EXERCISE DESCRIPTION: Each record is to be printed again precisely as it reads.

__________

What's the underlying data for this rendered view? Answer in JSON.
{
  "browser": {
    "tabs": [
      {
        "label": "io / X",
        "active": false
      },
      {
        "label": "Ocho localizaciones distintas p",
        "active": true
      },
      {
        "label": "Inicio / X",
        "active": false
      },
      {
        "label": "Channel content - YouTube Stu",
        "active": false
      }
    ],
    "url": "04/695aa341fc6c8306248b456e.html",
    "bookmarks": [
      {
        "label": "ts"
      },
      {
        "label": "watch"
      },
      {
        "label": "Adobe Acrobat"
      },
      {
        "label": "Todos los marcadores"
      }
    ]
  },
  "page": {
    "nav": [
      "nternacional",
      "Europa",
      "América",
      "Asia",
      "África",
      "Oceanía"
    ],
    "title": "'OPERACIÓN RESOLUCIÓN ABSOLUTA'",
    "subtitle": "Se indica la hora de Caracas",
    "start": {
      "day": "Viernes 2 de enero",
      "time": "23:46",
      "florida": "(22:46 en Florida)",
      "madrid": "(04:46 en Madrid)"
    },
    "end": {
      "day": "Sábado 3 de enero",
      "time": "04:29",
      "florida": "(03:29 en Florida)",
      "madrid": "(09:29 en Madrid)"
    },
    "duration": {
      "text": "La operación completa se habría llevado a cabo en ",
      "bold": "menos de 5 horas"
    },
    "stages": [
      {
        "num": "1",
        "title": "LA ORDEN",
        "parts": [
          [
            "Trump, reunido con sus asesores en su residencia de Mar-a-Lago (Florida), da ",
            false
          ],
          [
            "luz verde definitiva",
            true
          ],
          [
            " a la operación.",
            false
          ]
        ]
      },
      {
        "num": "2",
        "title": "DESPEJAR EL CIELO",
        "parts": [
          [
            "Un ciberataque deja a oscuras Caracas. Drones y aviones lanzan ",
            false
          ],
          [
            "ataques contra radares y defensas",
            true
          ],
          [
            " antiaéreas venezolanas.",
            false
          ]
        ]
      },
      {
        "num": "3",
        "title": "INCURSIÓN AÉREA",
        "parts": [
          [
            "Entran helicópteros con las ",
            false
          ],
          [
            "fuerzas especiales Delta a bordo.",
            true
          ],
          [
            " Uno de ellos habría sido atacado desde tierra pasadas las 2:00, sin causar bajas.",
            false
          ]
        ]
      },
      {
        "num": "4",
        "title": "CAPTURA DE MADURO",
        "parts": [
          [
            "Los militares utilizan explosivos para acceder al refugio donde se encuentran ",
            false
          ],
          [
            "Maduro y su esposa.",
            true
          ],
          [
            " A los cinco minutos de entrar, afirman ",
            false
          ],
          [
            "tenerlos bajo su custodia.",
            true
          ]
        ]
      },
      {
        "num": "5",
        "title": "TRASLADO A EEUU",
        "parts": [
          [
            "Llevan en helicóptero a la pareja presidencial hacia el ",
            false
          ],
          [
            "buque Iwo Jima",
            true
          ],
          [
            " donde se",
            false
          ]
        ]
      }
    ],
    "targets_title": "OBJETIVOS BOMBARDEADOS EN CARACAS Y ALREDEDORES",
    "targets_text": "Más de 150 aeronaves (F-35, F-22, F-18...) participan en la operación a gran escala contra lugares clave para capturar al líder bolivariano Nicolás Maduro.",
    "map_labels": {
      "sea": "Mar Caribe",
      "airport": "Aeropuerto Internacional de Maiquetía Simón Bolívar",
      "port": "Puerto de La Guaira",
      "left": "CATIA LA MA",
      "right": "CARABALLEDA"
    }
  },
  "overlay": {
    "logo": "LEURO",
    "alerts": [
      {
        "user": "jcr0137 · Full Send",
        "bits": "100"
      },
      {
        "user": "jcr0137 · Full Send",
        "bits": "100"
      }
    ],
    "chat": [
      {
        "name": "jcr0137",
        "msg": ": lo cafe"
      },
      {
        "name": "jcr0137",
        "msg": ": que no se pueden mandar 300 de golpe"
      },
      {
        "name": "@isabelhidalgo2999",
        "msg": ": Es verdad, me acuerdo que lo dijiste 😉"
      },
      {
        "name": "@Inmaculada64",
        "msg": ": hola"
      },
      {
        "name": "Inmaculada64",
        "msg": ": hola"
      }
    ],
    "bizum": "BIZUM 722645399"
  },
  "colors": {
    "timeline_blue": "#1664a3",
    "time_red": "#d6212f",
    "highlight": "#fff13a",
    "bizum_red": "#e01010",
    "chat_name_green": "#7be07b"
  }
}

__________

SOLUTION TO THE PROBLEM:
What's the underlying data for this rendered view? Answer in JSON.
{
  "browser": {
    "tabs": [
      {
        "label": "io / X",
        "active": false
      },
      {
        "label": "Ocho localizaciones distintas p",
        "active": true
      },
      {
        "label": "Inicio / X",
        "active": false
      },
      {
        "label": "Channel content - YouTube Stu",
        "active": false
      }
    ],
    "url": "04/695aa341fc6c8306248b456e.html",
    "bookmarks": [
      {
        "label": "ts"
      },
      {
        "label": "watch"
      },
      {
        "label": "Adobe Acrobat"
      },
      {
        "label": "Todos los marcadores"
      }
    ]
  },
  "page": {
    "nav": [
      "nternacional",
      "Europa",
      "América",
      "Asia",
      "África",
      "Oceanía"
    ],
    "title": "'OPERACIÓN RESOLUCIÓN ABSOLUTA'",
    "subtitle": "Se indica la hora de Caracas",
    "start": {
      "day": "Viernes 2 de enero",
      "time": "23:46",
      "florida": "(22:46 en Florida)",
      "madrid": "(04:46 en Madrid)"
    },
    "end": {
      "day": "Sábado 3 de enero",
      "time": "04:29",
      "florida": "(03:29 en Florida)",
      "madrid": "(09:29 en Madrid)"
    },
    "duration": {
      "text": "La operación completa se habría llevado a cabo en ",
      "bold": "menos de 5 horas"
    },
    "stages": [
      {
        "num": "1",
        "title": "LA ORDEN",
        "parts": [
          [
            "Trump, reunido con sus asesores en su residencia de Mar-a-Lago (Florida), da ",
            false
          ],
          [
            "luz verde definitiva",
            true
          ],
          [
            " a la operación.",
            false
          ]
        ]
      },
      {
        "num": "2",
        "title": "DESPEJAR EL CIELO",
        "parts": [
          [
            "Un ciberataque deja a oscuras Caracas. Drones y aviones lanzan ",
            false
          ],
          [
            "ataques contra radares y defensas",
            true
          ],
          [
            " antiaéreas venezolanas.",
            false
          ]
        ]
      },
      {
        "num": "3",
        "title": "INCURSIÓN AÉREA",
        "parts": [
          [
            "Entran helicópteros con las ",
            false
          ],
          [
            "fuerzas especiales Delta a bordo.",
            true
          ],
          [
            " Uno de ellos habría sido atacado desde tierra pasadas las 2:00, sin causar bajas.",
            false
          ]
        ]
      },
      {
        "num": "4",
        "title": "CAPTURA DE MADURO",
        "parts": [
          [
            "Los militares utilizan explosivos para acceder al refugio donde se encuentran ",
            false
          ],
          [
            "Maduro y su esposa.",
            true
          ],
          [
            " A los cinco minutos de entrar, afirman ",
            false
          ],
          [
            "tenerlos bajo su custodia.",
            true
          ]
        ]
      },
      {
        "num": "5",
        "title": "TRASLADO A EEUU",
        "parts": [
          [
            "Llevan en helicóptero a la pareja presidencial hacia el ",
            false
          ],
          [
            "buque Iwo Jima",
            true
          ],
          [
            " donde se",
            false
          ]
        ]
      }
    ],
    "targets_title": "OBJETIVOS BOMBARDEADOS EN CARACAS Y ALREDEDORES",
    "targets_text": "Más de 150 aeronaves (F-35, F-22, F-18...) participan en la operación a gran escala contra lugares clave para capturar al líder bolivariano Nicolás Maduro.",
    "map_labels": {
      "sea": "Mar Caribe",
      "airport": "Aeropuerto Internacional de Maiquetía Simón Bolívar",
      "port": "Puerto de La Guaira",
      "left": "CATIA LA MA",
      "right": "CARABALLEDA"
    }
  },
  "overlay": {
    "logo": "LEURO",
    "alerts": [
      {
        "user": "jcr0137 · Full Send",
        "bits": "100"
      },
      {
        "user": "jcr0137 · Full Send",
        "bits": "100"
      }
    ],
    "chat": [
      {
        "name": "jcr0137",
        "msg": ": lo cafe"
      },
      {
        "name": "jcr0137",
        "msg": ": que no se pueden mandar 300 de golpe"
      },
      {
        "name": "@isabelhidalgo2999",
        "msg": ": Es verdad, me acuerdo que lo dijiste 😉"
      },
      {
        "name": "@Inmaculada64",
        "msg": ": hola"
      },
      {
        "name": "Inmaculada64",
        "msg": ": hola"
      }
    ],
    "bizum": "BIZUM 722645399"
  },
  "colors": {
    "timeline_blue": "#1664a3",
    "time_red": "#d6212f",
    "highlight": "#fff13a",
    "bizum_red": "#e01010",
    "chat_name_green": "#7be07b"
  }
}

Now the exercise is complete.